## Written task:
Leave out the pictures and copy the remaining records exactly.

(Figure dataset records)
++++
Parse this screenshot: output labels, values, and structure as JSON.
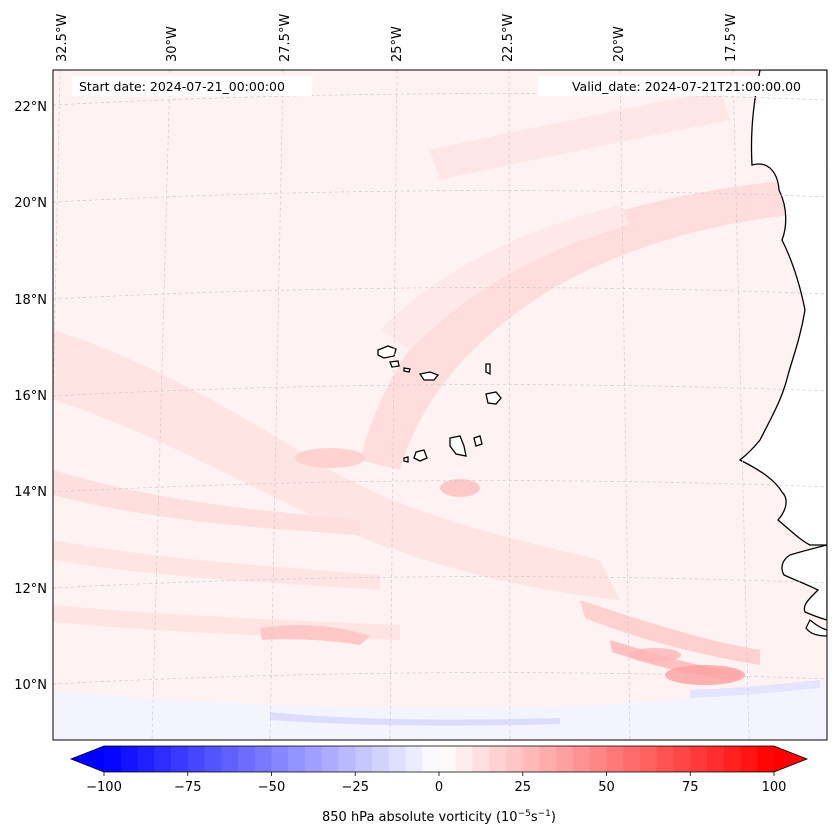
{
  "map": {
    "start_date": "Start date: 2024-07-21_00:00:00",
    "valid_date": "Valid_date: 2024-07-21T21:00:00.00",
    "lon_labels": [
      "32.5°W",
      "30°W",
      "27.5°W",
      "25°W",
      "22.5°W",
      "20°W",
      "17.5°W"
    ],
    "lat_labels": [
      "22°N",
      "20°N",
      "18°N",
      "16°N",
      "14°N",
      "12°N",
      "10°N"
    ]
  },
  "colorbar": {
    "ticks": [
      "−100",
      "−75",
      "−50",
      "−25",
      "0",
      "25",
      "50",
      "75",
      "100"
    ],
    "label": "850 hPa absolute vorticity (10",
    "label_sup1": "−5",
    "label_mid": "s",
    "label_sup2": "−1",
    "label_end": ")",
    "low_color": "#0000ff",
    "mid_color": "#ffffff",
    "high_color": "#ff0000"
  }
}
++++
## Response:
Parse this screenshot: output labels, values, and structure as JSON.
{
  "map": {
    "start_date": "Start date: 2024-07-21_00:00:00",
    "valid_date": "Valid_date: 2024-07-21T21:00:00.00",
    "lon_labels": [
      "32.5°W",
      "30°W",
      "27.5°W",
      "25°W",
      "22.5°W",
      "20°W",
      "17.5°W"
    ],
    "lat_labels": [
      "22°N",
      "20°N",
      "18°N",
      "16°N",
      "14°N",
      "12°N",
      "10°N"
    ]
  },
  "colorbar": {
    "ticks": [
      "−100",
      "−75",
      "−50",
      "−25",
      "0",
      "25",
      "50",
      "75",
      "100"
    ],
    "label": "850 hPa absolute vorticity (10",
    "label_sup1": "−5",
    "label_mid": "s",
    "label_sup2": "−1",
    "label_end": ")",
    "low_color": "#0000ff",
    "mid_color": "#ffffff",
    "high_color": "#ff0000"
  }
}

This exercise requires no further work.